(AIM OF THE EXERCISE): Copy out each line containing "охране" from the entries below.

(RECORDS PROVIDED):
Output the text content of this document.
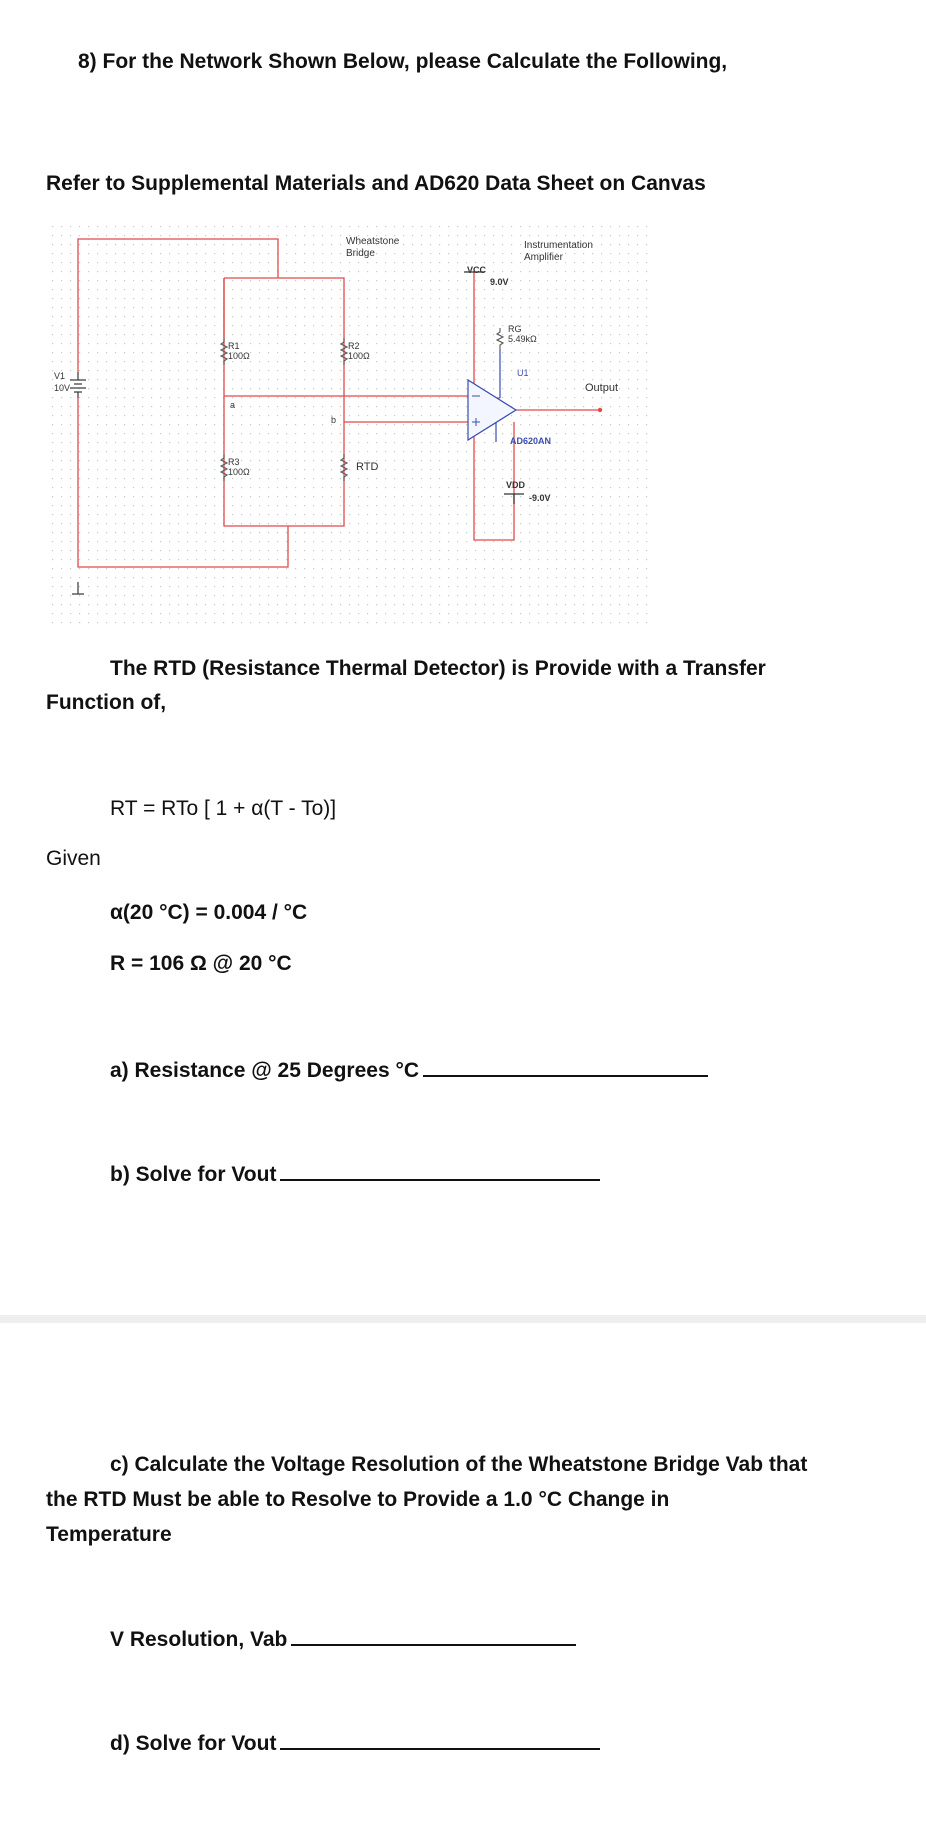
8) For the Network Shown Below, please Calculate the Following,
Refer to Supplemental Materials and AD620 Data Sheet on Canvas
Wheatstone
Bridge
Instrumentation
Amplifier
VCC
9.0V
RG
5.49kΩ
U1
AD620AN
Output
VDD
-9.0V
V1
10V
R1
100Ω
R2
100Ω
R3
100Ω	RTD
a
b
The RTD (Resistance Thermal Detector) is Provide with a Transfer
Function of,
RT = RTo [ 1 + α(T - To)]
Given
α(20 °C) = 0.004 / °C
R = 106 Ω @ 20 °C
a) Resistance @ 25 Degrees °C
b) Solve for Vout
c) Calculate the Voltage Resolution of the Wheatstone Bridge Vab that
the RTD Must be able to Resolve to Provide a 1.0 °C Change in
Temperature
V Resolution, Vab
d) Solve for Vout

...

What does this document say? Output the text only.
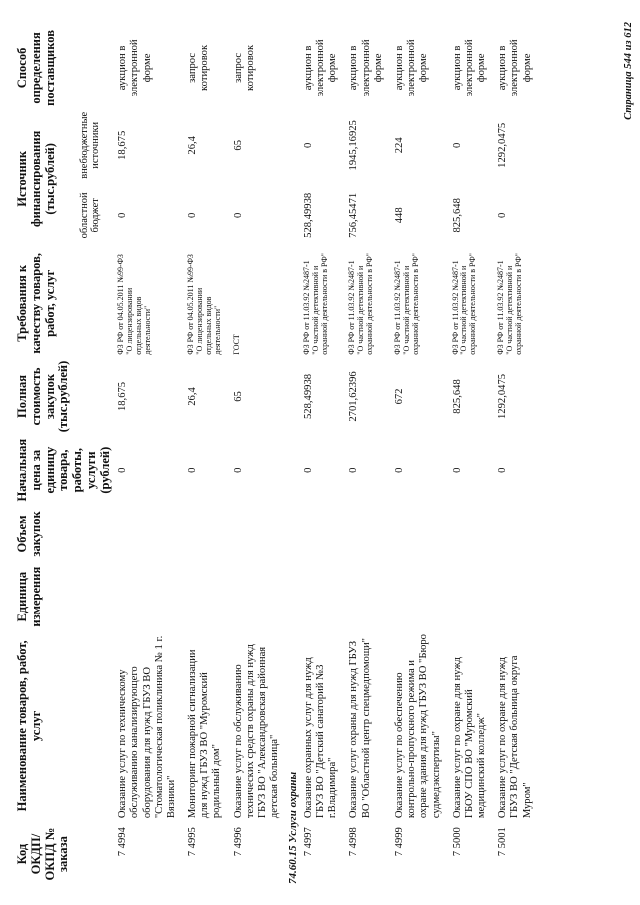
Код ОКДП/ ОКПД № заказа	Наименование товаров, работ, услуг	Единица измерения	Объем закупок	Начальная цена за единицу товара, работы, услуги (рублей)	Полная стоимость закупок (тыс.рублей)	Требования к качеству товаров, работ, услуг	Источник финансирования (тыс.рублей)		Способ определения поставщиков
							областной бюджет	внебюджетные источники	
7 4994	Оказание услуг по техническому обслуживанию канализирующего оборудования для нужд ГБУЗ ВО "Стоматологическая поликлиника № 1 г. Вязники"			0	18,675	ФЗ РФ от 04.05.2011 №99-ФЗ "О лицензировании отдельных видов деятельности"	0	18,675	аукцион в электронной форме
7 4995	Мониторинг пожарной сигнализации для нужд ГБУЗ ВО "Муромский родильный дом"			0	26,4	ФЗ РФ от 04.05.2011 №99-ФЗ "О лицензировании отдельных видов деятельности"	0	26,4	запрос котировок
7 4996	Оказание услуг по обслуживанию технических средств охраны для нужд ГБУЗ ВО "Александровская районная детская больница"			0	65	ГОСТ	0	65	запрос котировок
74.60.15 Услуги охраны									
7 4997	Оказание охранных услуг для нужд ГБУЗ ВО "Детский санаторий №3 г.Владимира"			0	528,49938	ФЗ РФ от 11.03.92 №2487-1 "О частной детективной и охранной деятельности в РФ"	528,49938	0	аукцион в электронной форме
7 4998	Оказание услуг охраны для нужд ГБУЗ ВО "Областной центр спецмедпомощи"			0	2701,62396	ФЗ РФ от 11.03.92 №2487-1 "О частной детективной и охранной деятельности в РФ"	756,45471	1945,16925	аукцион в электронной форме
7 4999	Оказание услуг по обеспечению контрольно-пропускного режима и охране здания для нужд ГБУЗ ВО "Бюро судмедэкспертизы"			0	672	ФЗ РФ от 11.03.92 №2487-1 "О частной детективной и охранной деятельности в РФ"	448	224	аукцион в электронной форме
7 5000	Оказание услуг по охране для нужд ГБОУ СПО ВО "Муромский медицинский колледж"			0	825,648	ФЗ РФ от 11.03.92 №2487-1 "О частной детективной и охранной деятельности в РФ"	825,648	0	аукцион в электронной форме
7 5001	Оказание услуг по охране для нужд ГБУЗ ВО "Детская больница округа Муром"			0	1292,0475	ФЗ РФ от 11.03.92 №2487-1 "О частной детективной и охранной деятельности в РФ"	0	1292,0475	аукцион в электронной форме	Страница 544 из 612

(REPLY):
7 4999	Оказание услуг по обеспечению контрольно-пропускного режима и охране здания для нужд ГБУЗ ВО "Бюро судмедэкспертизы"			0	672	ФЗ РФ от 11.03.92 №2487-1 "О частной детективной и охранной деятельности в РФ"	448	224	аукцион в электронной форме
7 5000	Оказание услуг по охране для нужд ГБОУ СПО ВО "Муромский медицинский колледж"			0	825,648	ФЗ РФ от 11.03.92 №2487-1 "О частной детективной и охранной деятельности в РФ"	825,648	0	аукцион в электронной форме
7 5001	Оказание услуг по охране для нужд ГБУЗ ВО "Детская больница округа Муром"			0	1292,0475	ФЗ РФ от 11.03.92 №2487-1 "О частной детективной и охранной деятельности в РФ"	0	1292,0475	аукцион в электронной форме	Страница 544 из 612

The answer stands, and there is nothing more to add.